==== The records

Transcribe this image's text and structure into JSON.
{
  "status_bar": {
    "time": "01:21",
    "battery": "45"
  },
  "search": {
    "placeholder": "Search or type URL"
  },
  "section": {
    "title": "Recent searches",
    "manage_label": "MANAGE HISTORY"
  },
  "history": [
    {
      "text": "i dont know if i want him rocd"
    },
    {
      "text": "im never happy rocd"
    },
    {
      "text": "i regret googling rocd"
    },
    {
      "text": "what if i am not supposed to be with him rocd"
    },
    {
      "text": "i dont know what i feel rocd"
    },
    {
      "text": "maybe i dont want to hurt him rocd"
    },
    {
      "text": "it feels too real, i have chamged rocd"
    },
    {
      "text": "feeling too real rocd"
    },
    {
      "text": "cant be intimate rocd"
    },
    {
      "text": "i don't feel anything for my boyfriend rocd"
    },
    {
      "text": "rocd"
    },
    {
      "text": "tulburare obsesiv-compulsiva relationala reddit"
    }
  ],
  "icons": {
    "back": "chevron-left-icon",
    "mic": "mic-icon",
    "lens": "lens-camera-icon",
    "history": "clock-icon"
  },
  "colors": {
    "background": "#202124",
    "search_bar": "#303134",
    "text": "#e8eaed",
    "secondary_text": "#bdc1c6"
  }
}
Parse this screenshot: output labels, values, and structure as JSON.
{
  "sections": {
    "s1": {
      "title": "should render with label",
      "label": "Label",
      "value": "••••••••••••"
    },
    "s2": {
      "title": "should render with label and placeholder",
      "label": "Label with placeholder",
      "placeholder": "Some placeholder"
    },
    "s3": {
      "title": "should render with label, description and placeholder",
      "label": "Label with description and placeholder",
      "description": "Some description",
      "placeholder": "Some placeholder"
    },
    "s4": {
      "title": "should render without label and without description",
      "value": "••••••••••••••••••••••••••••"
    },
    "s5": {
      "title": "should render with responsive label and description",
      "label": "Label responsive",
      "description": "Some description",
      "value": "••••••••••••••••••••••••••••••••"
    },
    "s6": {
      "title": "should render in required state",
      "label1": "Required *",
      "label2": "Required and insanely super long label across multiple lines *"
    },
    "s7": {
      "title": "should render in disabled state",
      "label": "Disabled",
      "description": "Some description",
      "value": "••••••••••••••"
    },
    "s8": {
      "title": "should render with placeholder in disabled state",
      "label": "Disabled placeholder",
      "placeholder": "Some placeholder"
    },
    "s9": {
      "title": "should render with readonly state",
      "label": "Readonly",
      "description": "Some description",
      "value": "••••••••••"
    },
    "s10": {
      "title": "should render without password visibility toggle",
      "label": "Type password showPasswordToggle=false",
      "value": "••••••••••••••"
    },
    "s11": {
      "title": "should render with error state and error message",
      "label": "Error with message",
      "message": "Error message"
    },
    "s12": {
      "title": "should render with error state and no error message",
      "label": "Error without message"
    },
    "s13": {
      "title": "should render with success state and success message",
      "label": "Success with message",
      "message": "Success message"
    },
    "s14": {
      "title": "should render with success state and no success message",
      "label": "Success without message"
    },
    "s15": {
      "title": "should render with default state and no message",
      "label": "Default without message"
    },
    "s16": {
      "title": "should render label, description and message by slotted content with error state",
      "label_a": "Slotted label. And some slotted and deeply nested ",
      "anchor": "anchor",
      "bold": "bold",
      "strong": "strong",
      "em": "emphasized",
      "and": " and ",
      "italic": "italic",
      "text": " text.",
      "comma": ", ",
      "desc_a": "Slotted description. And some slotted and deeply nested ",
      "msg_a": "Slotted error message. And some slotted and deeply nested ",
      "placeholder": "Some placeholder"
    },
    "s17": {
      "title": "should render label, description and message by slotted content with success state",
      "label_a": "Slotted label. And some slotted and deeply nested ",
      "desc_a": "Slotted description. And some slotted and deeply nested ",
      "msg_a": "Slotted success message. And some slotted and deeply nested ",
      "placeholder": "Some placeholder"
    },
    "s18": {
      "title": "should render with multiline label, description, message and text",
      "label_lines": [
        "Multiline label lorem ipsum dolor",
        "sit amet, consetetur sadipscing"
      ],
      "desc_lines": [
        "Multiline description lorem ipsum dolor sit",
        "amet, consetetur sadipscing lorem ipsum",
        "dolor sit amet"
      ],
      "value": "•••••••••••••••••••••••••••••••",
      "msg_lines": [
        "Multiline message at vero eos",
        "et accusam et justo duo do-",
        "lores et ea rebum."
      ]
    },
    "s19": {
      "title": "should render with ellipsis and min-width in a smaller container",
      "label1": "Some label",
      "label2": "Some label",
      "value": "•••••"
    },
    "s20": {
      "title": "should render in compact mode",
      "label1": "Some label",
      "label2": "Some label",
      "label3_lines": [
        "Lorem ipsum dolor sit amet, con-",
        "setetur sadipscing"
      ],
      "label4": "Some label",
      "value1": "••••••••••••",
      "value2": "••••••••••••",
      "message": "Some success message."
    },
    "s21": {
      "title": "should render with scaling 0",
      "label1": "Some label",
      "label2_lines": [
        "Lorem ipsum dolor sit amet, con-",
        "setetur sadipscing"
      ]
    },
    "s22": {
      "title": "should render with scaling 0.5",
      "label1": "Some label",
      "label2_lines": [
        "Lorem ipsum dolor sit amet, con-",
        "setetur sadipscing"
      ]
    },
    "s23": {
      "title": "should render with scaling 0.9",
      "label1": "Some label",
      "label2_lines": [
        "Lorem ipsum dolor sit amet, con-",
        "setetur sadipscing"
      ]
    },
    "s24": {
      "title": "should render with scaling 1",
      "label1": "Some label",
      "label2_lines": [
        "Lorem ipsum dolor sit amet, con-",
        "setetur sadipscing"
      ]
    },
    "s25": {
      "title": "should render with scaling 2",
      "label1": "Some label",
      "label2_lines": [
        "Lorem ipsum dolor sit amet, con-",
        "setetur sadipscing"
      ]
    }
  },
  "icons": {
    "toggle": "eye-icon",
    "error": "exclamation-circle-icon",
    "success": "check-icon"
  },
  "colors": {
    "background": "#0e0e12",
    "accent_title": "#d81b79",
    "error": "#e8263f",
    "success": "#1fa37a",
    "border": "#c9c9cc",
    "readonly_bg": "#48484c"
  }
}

========

▶ [Short task]:
Write out the records shown above, exactly as they appear.

▶ [The solution]:
Transcribe this image's text and structure into JSON.
{
  "status_bar": {
    "time": "01:21",
    "battery": "45"
  },
  "search": {
    "placeholder": "Search or type URL"
  },
  "section": {
    "title": "Recent searches",
    "manage_label": "MANAGE HISTORY"
  },
  "history": [
    {
      "text": "i dont know if i want him rocd"
    },
    {
      "text": "im never happy rocd"
    },
    {
      "text": "i regret googling rocd"
    },
    {
      "text": "what if i am not supposed to be with him rocd"
    },
    {
      "text": "i dont know what i feel rocd"
    },
    {
      "text": "maybe i dont want to hurt him rocd"
    },
    {
      "text": "it feels too real, i have chamged rocd"
    },
    {
      "text": "feeling too real rocd"
    },
    {
      "text": "cant be intimate rocd"
    },
    {
      "text": "i don't feel anything for my boyfriend rocd"
    },
    {
      "text": "rocd"
    },
    {
      "text": "tulburare obsesiv-compulsiva relationala reddit"
    }
  ],
  "icons": {
    "back": "chevron-left-icon",
    "mic": "mic-icon",
    "lens": "lens-camera-icon",
    "history": "clock-icon"
  },
  "colors": {
    "background": "#202124",
    "search_bar": "#303134",
    "text": "#e8eaed",
    "secondary_text": "#bdc1c6"
  }
}
Parse this screenshot: output labels, values, and structure as JSON.
{
  "sections": {
    "s1": {
      "title": "should render with label",
      "label": "Label",
      "value": "••••••••••••"
    },
    "s2": {
      "title": "should render with label and placeholder",
      "label": "Label with placeholder",
      "placeholder": "Some placeholder"
    },
    "s3": {
      "title": "should render with label, description and placeholder",
      "label": "Label with description and placeholder",
      "description": "Some description",
      "placeholder": "Some placeholder"
    },
    "s4": {
      "title": "should render without label and without description",
      "value": "••••••••••••••••••••••••••••"
    },
    "s5": {
      "title": "should render with responsive label and description",
      "label": "Label responsive",
      "description": "Some description",
      "value": "••••••••••••••••••••••••••••••••"
    },
    "s6": {
      "title": "should render in required state",
      "label1": "Required *",
      "label2": "Required and insanely super long label across multiple lines *"
    },
    "s7": {
      "title": "should render in disabled state",
      "label": "Disabled",
      "description": "Some description",
      "value": "••••••••••••••"
    },
    "s8": {
      "title": "should render with placeholder in disabled state",
      "label": "Disabled placeholder",
      "placeholder": "Some placeholder"
    },
    "s9": {
      "title": "should render with readonly state",
      "label": "Readonly",
      "description": "Some description",
      "value": "••••••••••"
    },
    "s10": {
      "title": "should render without password visibility toggle",
      "label": "Type password showPasswordToggle=false",
      "value": "••••••••••••••"
    },
    "s11": {
      "title": "should render with error state and error message",
      "label": "Error with message",
      "message": "Error message"
    },
    "s12": {
      "title": "should render with error state and no error message",
      "label": "Error without message"
    },
    "s13": {
      "title": "should render with success state and success message",
      "label": "Success with message",
      "message": "Success message"
    },
    "s14": {
      "title": "should render with success state and no success message",
      "label": "Success without message"
    },
    "s15": {
      "title": "should render with default state and no message",
      "label": "Default without message"
    },
    "s16": {
      "title": "should render label, description and message by slotted content with error state",
      "label_a": "Slotted label. And some slotted and deeply nested ",
      "anchor": "anchor",
      "bold": "bold",
      "strong": "strong",
      "em": "emphasized",
      "and": " and ",
      "italic": "italic",
      "text": " text.",
      "comma": ", ",
      "desc_a": "Slotted description. And some slotted and deeply nested ",
      "msg_a": "Slotted error message. And some slotted and deeply nested ",
      "placeholder": "Some placeholder"
    },
    "s17": {
      "title": "should render label, description and message by slotted content with success state",
      "label_a": "Slotted label. And some slotted and deeply nested ",
      "desc_a": "Slotted description. And some slotted and deeply nested ",
      "msg_a": "Slotted success message. And some slotted and deeply nested ",
      "placeholder": "Some placeholder"
    },
    "s18": {
      "title": "should render with multiline label, description, message and text",
      "label_lines": [
        "Multiline label lorem ipsum dolor",
        "sit amet, consetetur sadipscing"
      ],
      "desc_lines": [
        "Multiline description lorem ipsum dolor sit",
        "amet, consetetur sadipscing lorem ipsum",
        "dolor sit amet"
      ],
      "value": "•••••••••••••••••••••••••••••••",
      "msg_lines": [
        "Multiline message at vero eos",
        "et accusam et justo duo do-",
        "lores et ea rebum."
      ]
    },
    "s19": {
      "title": "should render with ellipsis and min-width in a smaller container",
      "label1": "Some label",
      "label2": "Some label",
      "value": "•••••"
    },
    "s20": {
      "title": "should render in compact mode",
      "label1": "Some label",
      "label2": "Some label",
      "label3_lines": [
        "Lorem ipsum dolor sit amet, con-",
        "setetur sadipscing"
      ],
      "label4": "Some label",
      "value1": "••••••••••••",
      "value2": "••••••••••••",
      "message": "Some success message."
    },
    "s21": {
      "title": "should render with scaling 0",
      "label1": "Some label",
      "label2_lines": [
        "Lorem ipsum dolor sit amet, con-",
        "setetur sadipscing"
      ]
    },
    "s22": {
      "title": "should render with scaling 0.5",
      "label1": "Some label",
      "label2_lines": [
        "Lorem ipsum dolor sit amet, con-",
        "setetur sadipscing"
      ]
    },
    "s23": {
      "title": "should render with scaling 0.9",
      "label1": "Some label",
      "label2_lines": [
        "Lorem ipsum dolor sit amet, con-",
        "setetur sadipscing"
      ]
    },
    "s24": {
      "title": "should render with scaling 1",
      "label1": "Some label",
      "label2_lines": [
        "Lorem ipsum dolor sit amet, con-",
        "setetur sadipscing"
      ]
    },
    "s25": {
      "title": "should render with scaling 2",
      "label1": "Some label",
      "label2_lines": [
        "Lorem ipsum dolor sit amet, con-",
        "setetur sadipscing"
      ]
    }
  },
  "icons": {
    "toggle": "eye-icon",
    "error": "exclamation-circle-icon",
    "success": "check-icon"
  },
  "colors": {
    "background": "#0e0e12",
    "accent_title": "#d81b79",
    "error": "#e8263f",
    "success": "#1fa37a",
    "border": "#c9c9cc",
    "readonly_bg": "#48484c"
  }
}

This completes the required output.